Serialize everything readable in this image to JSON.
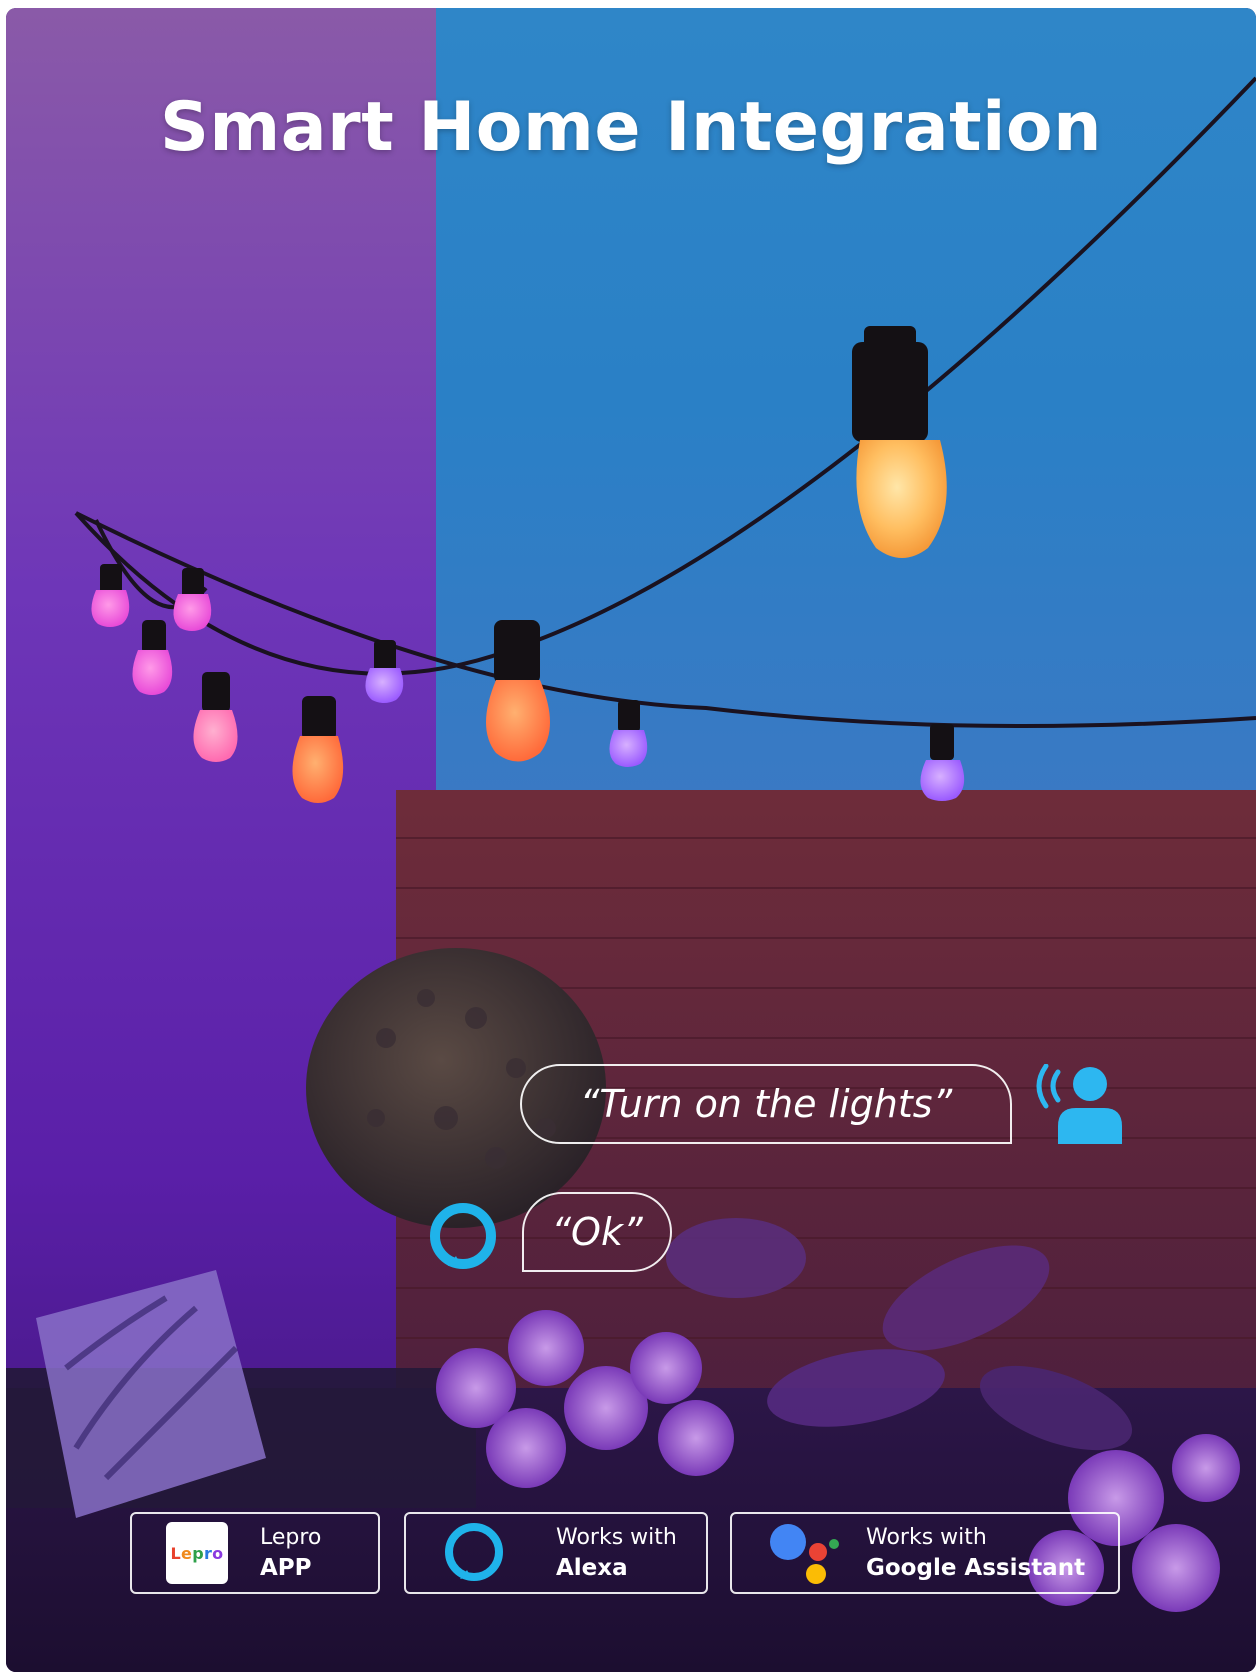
{
  "title": "Smart Home Integration",
  "dialog": {
    "user_says": "“Turn on the lights”",
    "assistant_replies": "“Ok”"
  },
  "badges": [
    {
      "logo_text": "Lepro",
      "line1": "Lepro",
      "line2": "APP"
    },
    {
      "line1": "Works with",
      "line2": "Alexa"
    },
    {
      "line1": "Works with",
      "line2": "Google Assistant"
    }
  ],
  "colors": {
    "alexa_blue": "#1fb3ea",
    "person_icon": "#2db7f0",
    "left_wall": "#6b2eb6",
    "sky": "#2a8ccf",
    "fence": "#6a2838",
    "google_blue": "#4285f4",
    "google_red": "#ea4335",
    "google_yellow": "#fbbc05",
    "google_green": "#34a853"
  },
  "icons": [
    "person-speaking-icon",
    "alexa-icon",
    "lepro-logo",
    "google-assistant-icon"
  ]
}
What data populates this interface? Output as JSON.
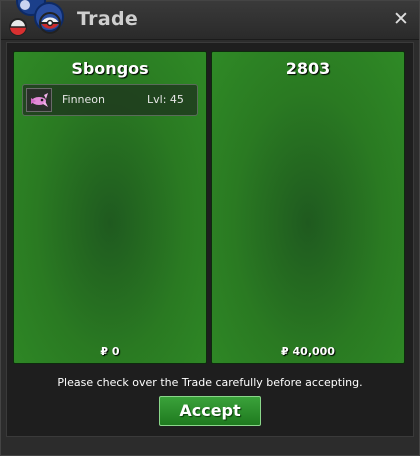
{
  "window": {
    "title": "Trade",
    "close_glyph": "✕",
    "icons": {
      "logo": "pokeball-logo",
      "close": "close-icon"
    },
    "colors": {
      "panel_green": "#2a7a22",
      "accept_green": "#2f8f2f",
      "background": "#1e1e1e"
    }
  },
  "trade": {
    "left": {
      "name": "Sbongos",
      "pokemon": [
        {
          "name": "Finneon",
          "level": "Lvl: 45",
          "icon": "finneon-sprite-icon"
        }
      ],
      "money": "₽ 0"
    },
    "right": {
      "name": "2803",
      "pokemon": [],
      "money": "₽ 40,000"
    },
    "notice": "Please check over the Trade carefully before accepting.",
    "accept_label": "Accept"
  }
}
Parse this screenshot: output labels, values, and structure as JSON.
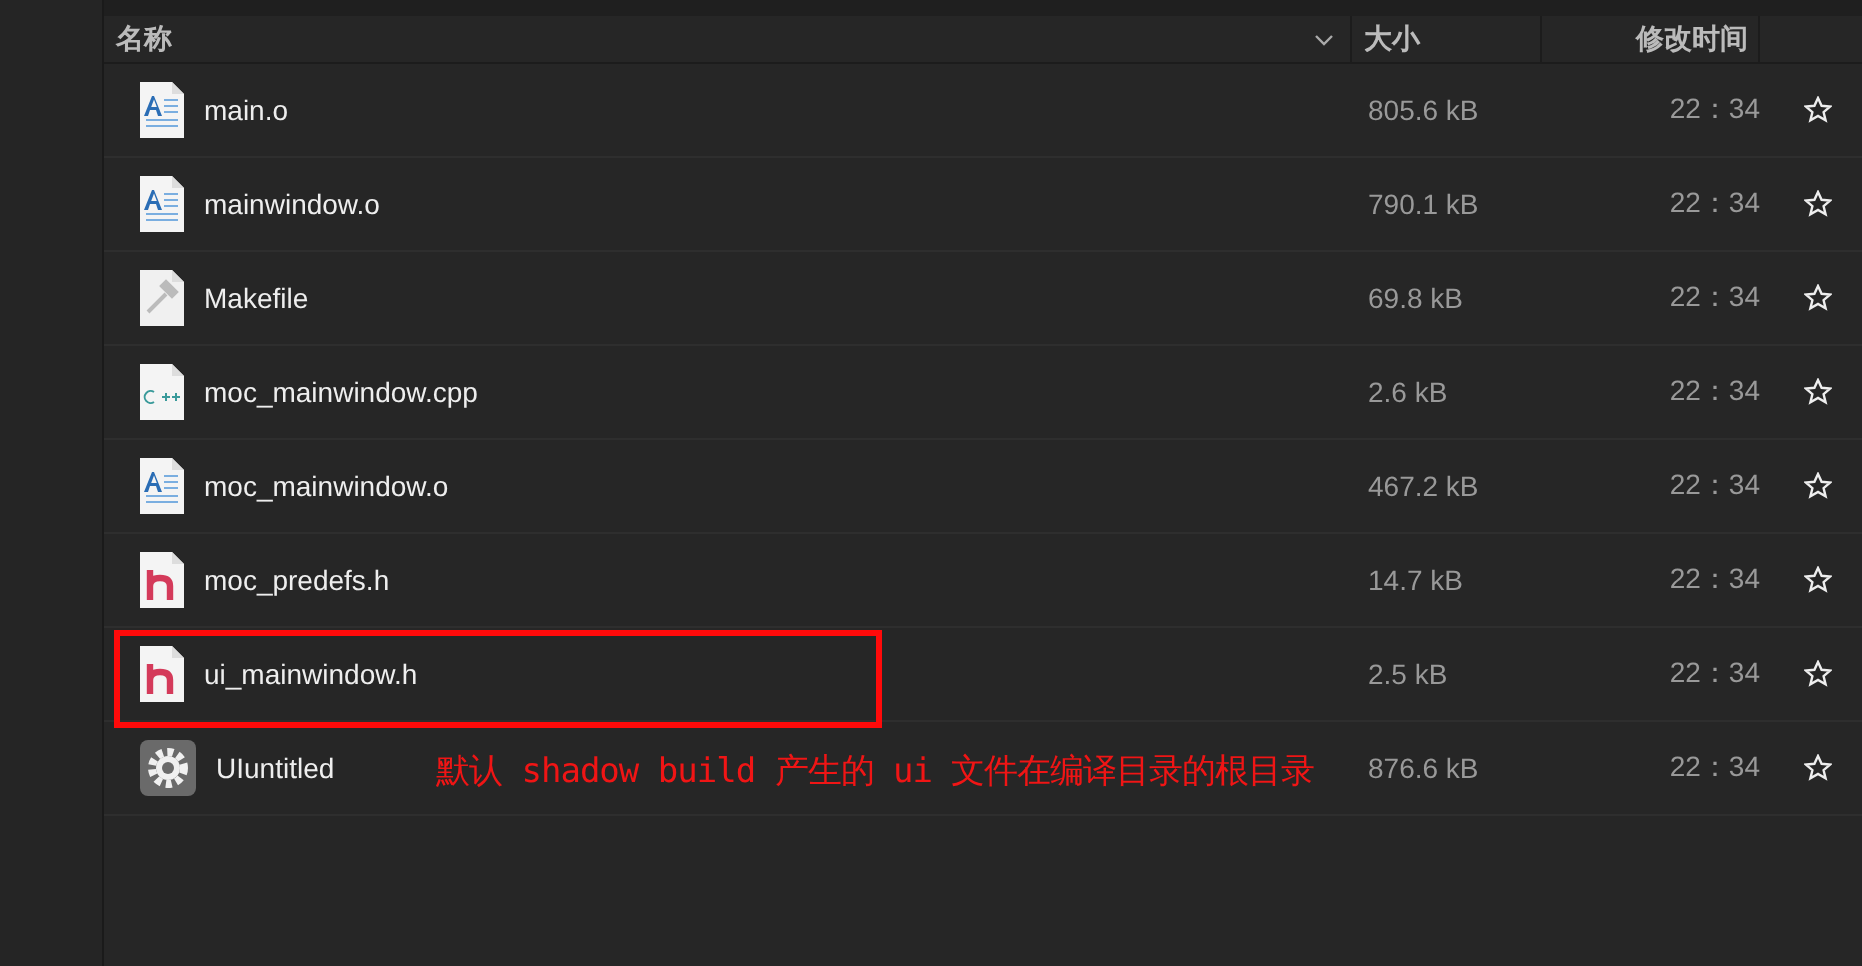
{
  "columns": {
    "name": "名称",
    "size": "大小",
    "modified": "修改时间"
  },
  "rows": [
    {
      "name": "main.o",
      "kind": "object",
      "size": "805.6 kB",
      "modified": "22：34",
      "highlighted": false
    },
    {
      "name": "mainwindow.o",
      "kind": "object",
      "size": "790.1 kB",
      "modified": "22：34",
      "highlighted": false
    },
    {
      "name": "Makefile",
      "kind": "makefile",
      "size": "69.8 kB",
      "modified": "22：34",
      "highlighted": false
    },
    {
      "name": "moc_mainwindow.cpp",
      "kind": "cpp",
      "size": "2.6 kB",
      "modified": "22：34",
      "highlighted": false
    },
    {
      "name": "moc_mainwindow.o",
      "kind": "object",
      "size": "467.2 kB",
      "modified": "22：34",
      "highlighted": false
    },
    {
      "name": "moc_predefs.h",
      "kind": "header",
      "size": "14.7 kB",
      "modified": "22：34",
      "highlighted": false
    },
    {
      "name": "ui_mainwindow.h",
      "kind": "header",
      "size": "2.5 kB",
      "modified": "22：34",
      "highlighted": true
    },
    {
      "name": "UIuntitled",
      "kind": "executable",
      "size": "876.6 kB",
      "modified": "22：34",
      "highlighted": false
    }
  ],
  "annotation": {
    "text": "默认 shadow build 产生的 ui 文件在编译目录的根目录"
  }
}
☆ ☆ ☆
*Problem to work on:* Repeat the listing verbatim. Skip the pictures.

*Exercise result:*
Serialize everything readable in this image to JSON.
{
  "title": "Smart Home Integration",
  "dialog": {
    "user_says": "“Turn on the lights”",
    "assistant_replies": "“Ok”"
  },
  "badges": [
    {
      "logo_text": "Lepro",
      "line1": "Lepro",
      "line2": "APP"
    },
    {
      "line1": "Works with",
      "line2": "Alexa"
    },
    {
      "line1": "Works with",
      "line2": "Google Assistant"
    }
  ],
  "colors": {
    "alexa_blue": "#1fb3ea",
    "person_icon": "#2db7f0",
    "left_wall": "#6b2eb6",
    "sky": "#2a8ccf",
    "fence": "#6a2838",
    "google_blue": "#4285f4",
    "google_red": "#ea4335",
    "google_yellow": "#fbbc05",
    "google_green": "#34a853"
  },
  "icons": [
    "person-speaking-icon",
    "alexa-icon",
    "lepro-logo",
    "google-assistant-icon"
  ]
}
What data populates this interface? Output as JSON.
{
  "window": {
    "title": "Trade",
    "close_glyph": "✕",
    "icons": {
      "logo": "pokeball-logo",
      "close": "close-icon"
    },
    "colors": {
      "panel_green": "#2a7a22",
      "accept_green": "#2f8f2f",
      "background": "#1e1e1e"
    }
  },
  "trade": {
    "left": {
      "name": "Sbongos",
      "pokemon": [
        {
          "name": "Finneon",
          "level": "Lvl: 45",
          "icon": "finneon-sprite-icon"
        }
      ],
      "money": "₽ 0"
    },
    "right": {
      "name": "2803",
      "pokemon": [],
      "money": "₽ 40,000"
    },
    "notice": "Please check over the Trade carefully before accepting.",
    "accept_label": "Accept"
  }
}
Parse this screenshot: output labels, values, and structure as JSON.
{
  "columns": {
    "name": "名称",
    "size": "大小",
    "modified": "修改时间"
  },
  "rows": [
    {
      "name": "main.o",
      "kind": "object",
      "size": "805.6 kB",
      "modified": "22：34",
      "highlighted": false
    },
    {
      "name": "mainwindow.o",
      "kind": "object",
      "size": "790.1 kB",
      "modified": "22：34",
      "highlighted": false
    },
    {
      "name": "Makefile",
      "kind": "makefile",
      "size": "69.8 kB",
      "modified": "22：34",
      "highlighted": false
    },
    {
      "name": "moc_mainwindow.cpp",
      "kind": "cpp",
      "size": "2.6 kB",
      "modified": "22：34",
      "highlighted": false
    },
    {
      "name": "moc_mainwindow.o",
      "kind": "object",
      "size": "467.2 kB",
      "modified": "22：34",
      "highlighted": false
    },
    {
      "name": "moc_predefs.h",
      "kind": "header",
      "size": "14.7 kB",
      "modified": "22：34",
      "highlighted": false
    },
    {
      "name": "ui_mainwindow.h",
      "kind": "header",
      "size": "2.5 kB",
      "modified": "22：34",
      "highlighted": true
    },
    {
      "name": "UIuntitled",
      "kind": "executable",
      "size": "876.6 kB",
      "modified": "22：34",
      "highlighted": false
    }
  ],
  "annotation": {
    "text": "默认 shadow build 产生的 ui 文件在编译目录的根目录"
  }
}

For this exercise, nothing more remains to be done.